» SUPPLIED MATERIAL
= = = = =

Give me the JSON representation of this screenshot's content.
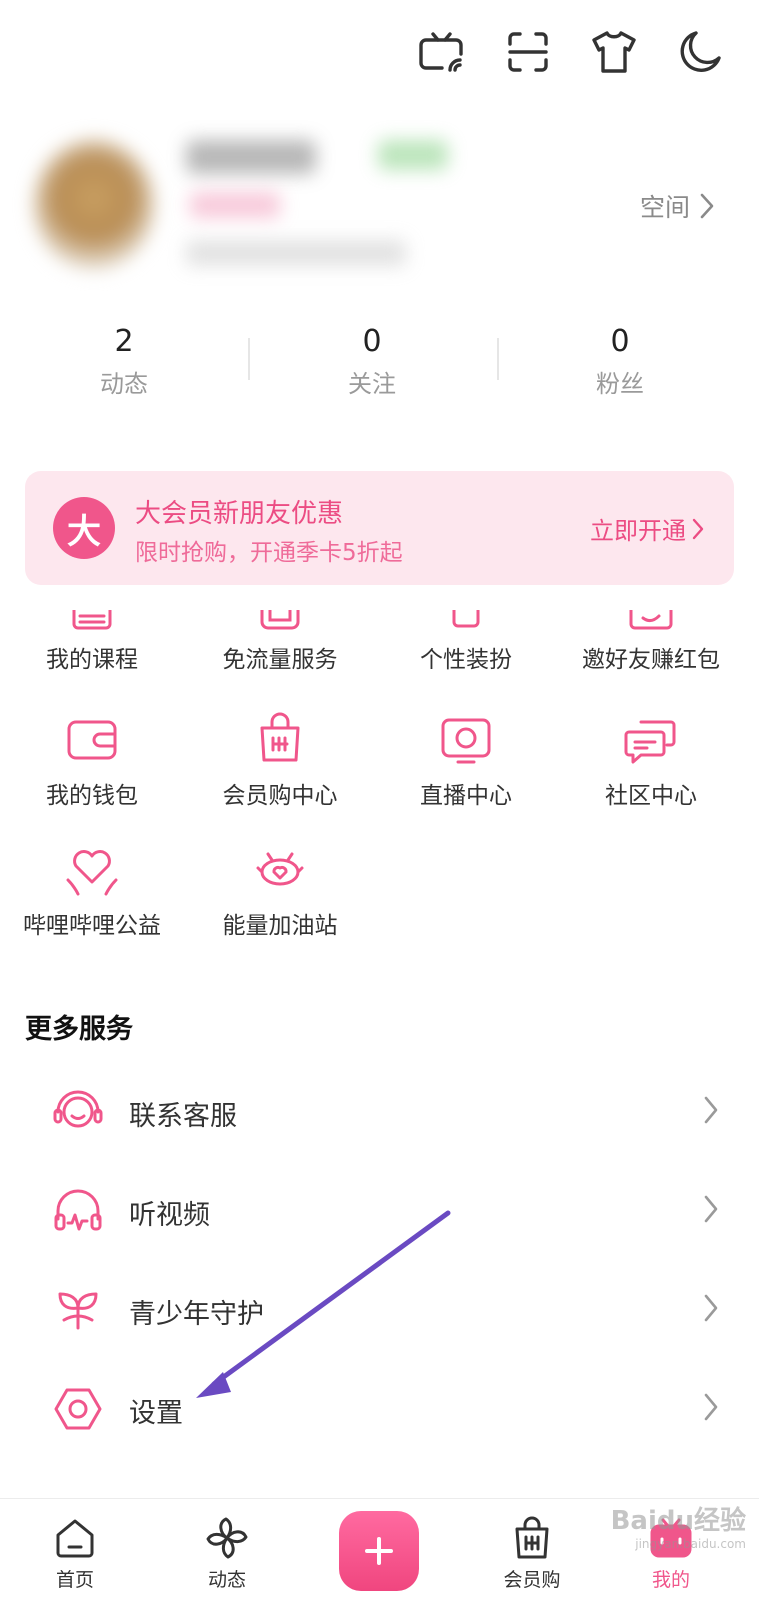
{
  "colors": {
    "accent": "#f0568b",
    "vip_bg": "#fde7ee",
    "arrow": "#6a4ac2"
  },
  "header": {
    "icons": [
      "cast-tv-icon",
      "scan-icon",
      "tshirt-icon",
      "moon-icon"
    ]
  },
  "profile": {
    "space_label": "空间"
  },
  "stats": [
    {
      "value": "2",
      "label": "动态"
    },
    {
      "value": "0",
      "label": "关注"
    },
    {
      "value": "0",
      "label": "粉丝"
    }
  ],
  "vip_banner": {
    "logo_char": "大",
    "title": "大会员新朋友优惠",
    "subtitle": "限时抢购，开通季卡5折起",
    "action": "立即开通"
  },
  "services": [
    {
      "label": "我的课程",
      "icon": "course-icon"
    },
    {
      "label": "免流量服务",
      "icon": "free-data-icon"
    },
    {
      "label": "个性装扮",
      "icon": "dressup-icon"
    },
    {
      "label": "邀好友赚红包",
      "icon": "invite-icon"
    },
    {
      "label": "我的钱包",
      "icon": "wallet-icon"
    },
    {
      "label": "会员购中心",
      "icon": "shopping-bag-icon"
    },
    {
      "label": "直播中心",
      "icon": "live-tv-icon"
    },
    {
      "label": "社区中心",
      "icon": "chat-bubbles-icon"
    },
    {
      "label": "哔哩哔哩公益",
      "icon": "heart-hands-icon"
    },
    {
      "label": "能量加油站",
      "icon": "energy-station-icon"
    }
  ],
  "more_services": {
    "title": "更多服务",
    "items": [
      {
        "label": "联系客服",
        "icon": "customer-service-icon"
      },
      {
        "label": "听视频",
        "icon": "headphones-icon"
      },
      {
        "label": "青少年守护",
        "icon": "sprout-icon"
      },
      {
        "label": "设置",
        "icon": "gear-icon"
      }
    ]
  },
  "tabbar": {
    "items": [
      {
        "label": "首页",
        "icon": "home-icon"
      },
      {
        "label": "动态",
        "icon": "pinwheel-icon"
      },
      {
        "label": "会员购",
        "icon": "shopping-bag-icon"
      },
      {
        "label": "我的",
        "icon": "tv-mascot-icon"
      }
    ]
  },
  "watermark": {
    "text": "Baidu经验",
    "subtext": "jingyan.baidu.com"
  }
}
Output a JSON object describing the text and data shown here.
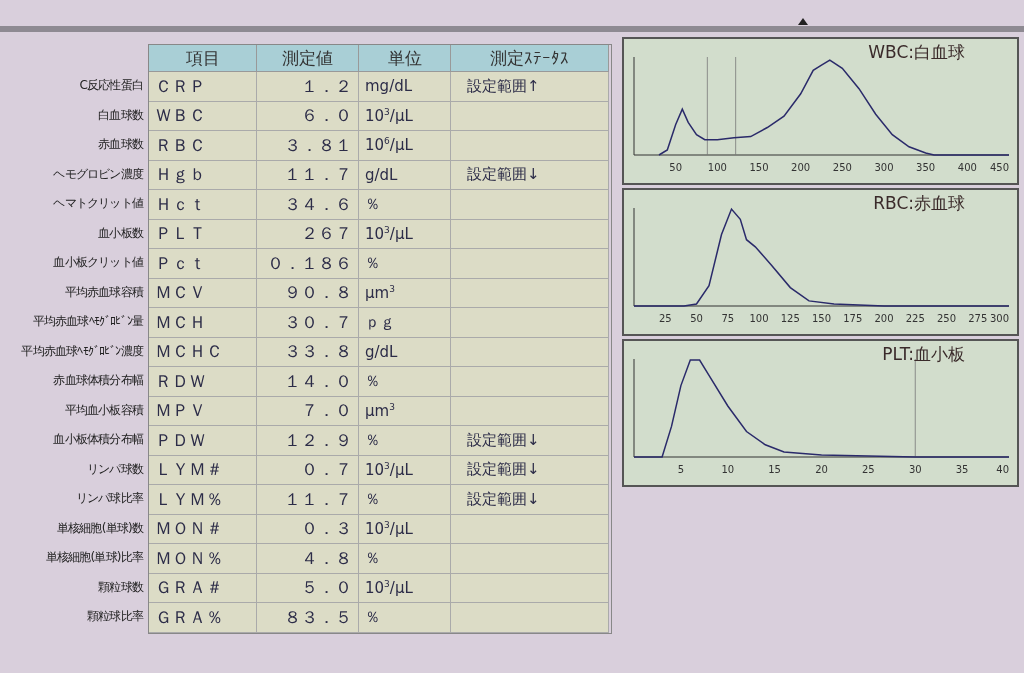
{
  "table": {
    "columns": [
      "項目",
      "測定値",
      "単位",
      "測定ｽﾃｰﾀｽ"
    ],
    "rows": [
      {
        "label": "C反応性蛋白",
        "item": "ＣＲＰ",
        "value": "１．２",
        "unit": "mg/dL",
        "status": "設定範囲↑"
      },
      {
        "label": "白血球数",
        "item": "ＷＢＣ",
        "value": "６．０",
        "unit": "10$^{3}$/μL"
      },
      {
        "label": "赤血球数",
        "item": "ＲＢＣ",
        "value": "３．８１",
        "unit": "10$^{6}$/μL"
      },
      {
        "label": "ヘモグロビン濃度",
        "item": "Ｈｇｂ",
        "value": "１１．７",
        "unit": "g/dL",
        "status": "設定範囲↓"
      },
      {
        "label": "ヘマトクリット値",
        "item": "Ｈｃｔ",
        "value": "３４．６",
        "unit": "％"
      },
      {
        "label": "血小板数",
        "item": "ＰＬＴ",
        "value": "２６７",
        "unit": "10$^{3}$/μL"
      },
      {
        "label": "血小板クリット値",
        "item": "Ｐｃｔ",
        "value": "０．１８６",
        "unit": "％"
      },
      {
        "label": "平均赤血球容積",
        "item": "ＭＣＶ",
        "value": "９０．８",
        "unit": "μm$^{3}$"
      },
      {
        "label": "平均赤血球ﾍﾓｸﾞﾛﾋﾞﾝ量",
        "item": "ＭＣＨ",
        "value": "３０．７",
        "unit": "ｐｇ"
      },
      {
        "label": "平均赤血球ﾍﾓｸﾞﾛﾋﾞﾝ濃度",
        "item": "ＭＣＨＣ",
        "value": "３３．８",
        "unit": "g/dL"
      },
      {
        "label": "赤血球体積分布幅",
        "item": "ＲＤＷ",
        "value": "１４．０",
        "unit": "％"
      },
      {
        "label": "平均血小板容積",
        "item": "ＭＰＶ",
        "value": "７．０",
        "unit": "μm$^{3}$"
      },
      {
        "label": "血小板体積分布幅",
        "item": "ＰＤＷ",
        "value": "１２．９",
        "unit": "％",
        "status": "設定範囲↓"
      },
      {
        "label": "リンパ球数",
        "item": "ＬＹＭ＃",
        "value": "０．７",
        "unit": "10$^{3}$/μL",
        "status": "設定範囲↓"
      },
      {
        "label": "リンパ球比率",
        "item": "ＬＹＭ％",
        "value": "１１．７",
        "unit": "％",
        "status": "設定範囲↓"
      },
      {
        "label": "単核細胞(単球)数",
        "item": "ＭＯＮ＃",
        "value": "０．３",
        "unit": "10$^{3}$/μL"
      },
      {
        "label": "単核細胞(単球)比率",
        "item": "ＭＯＮ％",
        "value": "４．８",
        "unit": "％"
      },
      {
        "label": "顆粒球数",
        "item": "ＧＲＡ＃",
        "value": "５．０",
        "unit": "10$^{3}$/μL"
      },
      {
        "label": "顆粒球比率",
        "item": "ＧＲＡ％",
        "value": "８３．５",
        "unit": "％"
      }
    ]
  },
  "histograms": [
    {
      "title": "WBC:白血球",
      "ticks": [
        "50",
        "100",
        "150",
        "200",
        "250",
        "300",
        "350",
        "400",
        "450"
      ]
    },
    {
      "title": "RBC:赤血球",
      "ticks": [
        "25",
        "50",
        "75",
        "100",
        "125",
        "150",
        "175",
        "200",
        "225",
        "250",
        "275",
        "300"
      ]
    },
    {
      "title": "PLT:血小板",
      "ticks": [
        "5",
        "10",
        "15",
        "20",
        "25",
        "30",
        "35",
        "40"
      ]
    }
  ]
}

= = = = =

» STATED PROBLEM
Reproduce all the records verbatim, excluding images.

» FINAL ANSWER
Give me the JSON representation of this screenshot's content.
{
  "colors": {
    "accent": "#f0568b",
    "vip_bg": "#fde7ee",
    "arrow": "#6a4ac2"
  },
  "header": {
    "icons": [
      "cast-tv-icon",
      "scan-icon",
      "tshirt-icon",
      "moon-icon"
    ]
  },
  "profile": {
    "space_label": "空间"
  },
  "stats": [
    {
      "value": "2",
      "label": "动态"
    },
    {
      "value": "0",
      "label": "关注"
    },
    {
      "value": "0",
      "label": "粉丝"
    }
  ],
  "vip_banner": {
    "logo_char": "大",
    "title": "大会员新朋友优惠",
    "subtitle": "限时抢购，开通季卡5折起",
    "action": "立即开通"
  },
  "services": [
    {
      "label": "我的课程",
      "icon": "course-icon"
    },
    {
      "label": "免流量服务",
      "icon": "free-data-icon"
    },
    {
      "label": "个性装扮",
      "icon": "dressup-icon"
    },
    {
      "label": "邀好友赚红包",
      "icon": "invite-icon"
    },
    {
      "label": "我的钱包",
      "icon": "wallet-icon"
    },
    {
      "label": "会员购中心",
      "icon": "shopping-bag-icon"
    },
    {
      "label": "直播中心",
      "icon": "live-tv-icon"
    },
    {
      "label": "社区中心",
      "icon": "chat-bubbles-icon"
    },
    {
      "label": "哔哩哔哩公益",
      "icon": "heart-hands-icon"
    },
    {
      "label": "能量加油站",
      "icon": "energy-station-icon"
    }
  ],
  "more_services": {
    "title": "更多服务",
    "items": [
      {
        "label": "联系客服",
        "icon": "customer-service-icon"
      },
      {
        "label": "听视频",
        "icon": "headphones-icon"
      },
      {
        "label": "青少年守护",
        "icon": "sprout-icon"
      },
      {
        "label": "设置",
        "icon": "gear-icon"
      }
    ]
  },
  "tabbar": {
    "items": [
      {
        "label": "首页",
        "icon": "home-icon"
      },
      {
        "label": "动态",
        "icon": "pinwheel-icon"
      },
      {
        "label": "会员购",
        "icon": "shopping-bag-icon"
      },
      {
        "label": "我的",
        "icon": "tv-mascot-icon"
      }
    ]
  },
  "watermark": {
    "text": "Baidu经验",
    "subtext": "jingyan.baidu.com"
  }
}
Output a JSON object describing the text and data shown here.
{
  "table": {
    "columns": [
      "項目",
      "測定値",
      "単位",
      "測定ｽﾃｰﾀｽ"
    ],
    "rows": [
      {
        "label": "C反応性蛋白",
        "item": "ＣＲＰ",
        "value": "１．２",
        "unit": "mg/dL",
        "status": "設定範囲↑"
      },
      {
        "label": "白血球数",
        "item": "ＷＢＣ",
        "value": "６．０",
        "unit": "10$^{3}$/μL"
      },
      {
        "label": "赤血球数",
        "item": "ＲＢＣ",
        "value": "３．８１",
        "unit": "10$^{6}$/μL"
      },
      {
        "label": "ヘモグロビン濃度",
        "item": "Ｈｇｂ",
        "value": "１１．７",
        "unit": "g/dL",
        "status": "設定範囲↓"
      },
      {
        "label": "ヘマトクリット値",
        "item": "Ｈｃｔ",
        "value": "３４．６",
        "unit": "％"
      },
      {
        "label": "血小板数",
        "item": "ＰＬＴ",
        "value": "２６７",
        "unit": "10$^{3}$/μL"
      },
      {
        "label": "血小板クリット値",
        "item": "Ｐｃｔ",
        "value": "０．１８６",
        "unit": "％"
      },
      {
        "label": "平均赤血球容積",
        "item": "ＭＣＶ",
        "value": "９０．８",
        "unit": "μm$^{3}$"
      },
      {
        "label": "平均赤血球ﾍﾓｸﾞﾛﾋﾞﾝ量",
        "item": "ＭＣＨ",
        "value": "３０．７",
        "unit": "ｐｇ"
      },
      {
        "label": "平均赤血球ﾍﾓｸﾞﾛﾋﾞﾝ濃度",
        "item": "ＭＣＨＣ",
        "value": "３３．８",
        "unit": "g/dL"
      },
      {
        "label": "赤血球体積分布幅",
        "item": "ＲＤＷ",
        "value": "１４．０",
        "unit": "％"
      },
      {
        "label": "平均血小板容積",
        "item": "ＭＰＶ",
        "value": "７．０",
        "unit": "μm$^{3}$"
      },
      {
        "label": "血小板体積分布幅",
        "item": "ＰＤＷ",
        "value": "１２．９",
        "unit": "％",
        "status": "設定範囲↓"
      },
      {
        "label": "リンパ球数",
        "item": "ＬＹＭ＃",
        "value": "０．７",
        "unit": "10$^{3}$/μL",
        "status": "設定範囲↓"
      },
      {
        "label": "リンパ球比率",
        "item": "ＬＹＭ％",
        "value": "１１．７",
        "unit": "％",
        "status": "設定範囲↓"
      },
      {
        "label": "単核細胞(単球)数",
        "item": "ＭＯＮ＃",
        "value": "０．３",
        "unit": "10$^{3}$/μL"
      },
      {
        "label": "単核細胞(単球)比率",
        "item": "ＭＯＮ％",
        "value": "４．８",
        "unit": "％"
      },
      {
        "label": "顆粒球数",
        "item": "ＧＲＡ＃",
        "value": "５．０",
        "unit": "10$^{3}$/μL"
      },
      {
        "label": "顆粒球比率",
        "item": "ＧＲＡ％",
        "value": "８３．５",
        "unit": "％"
      }
    ]
  },
  "histograms": [
    {
      "title": "WBC:白血球",
      "ticks": [
        "50",
        "100",
        "150",
        "200",
        "250",
        "300",
        "350",
        "400",
        "450"
      ]
    },
    {
      "title": "RBC:赤血球",
      "ticks": [
        "25",
        "50",
        "75",
        "100",
        "125",
        "150",
        "175",
        "200",
        "225",
        "250",
        "275",
        "300"
      ]
    },
    {
      "title": "PLT:血小板",
      "ticks": [
        "5",
        "10",
        "15",
        "20",
        "25",
        "30",
        "35",
        "40"
      ]
    }
  ]
}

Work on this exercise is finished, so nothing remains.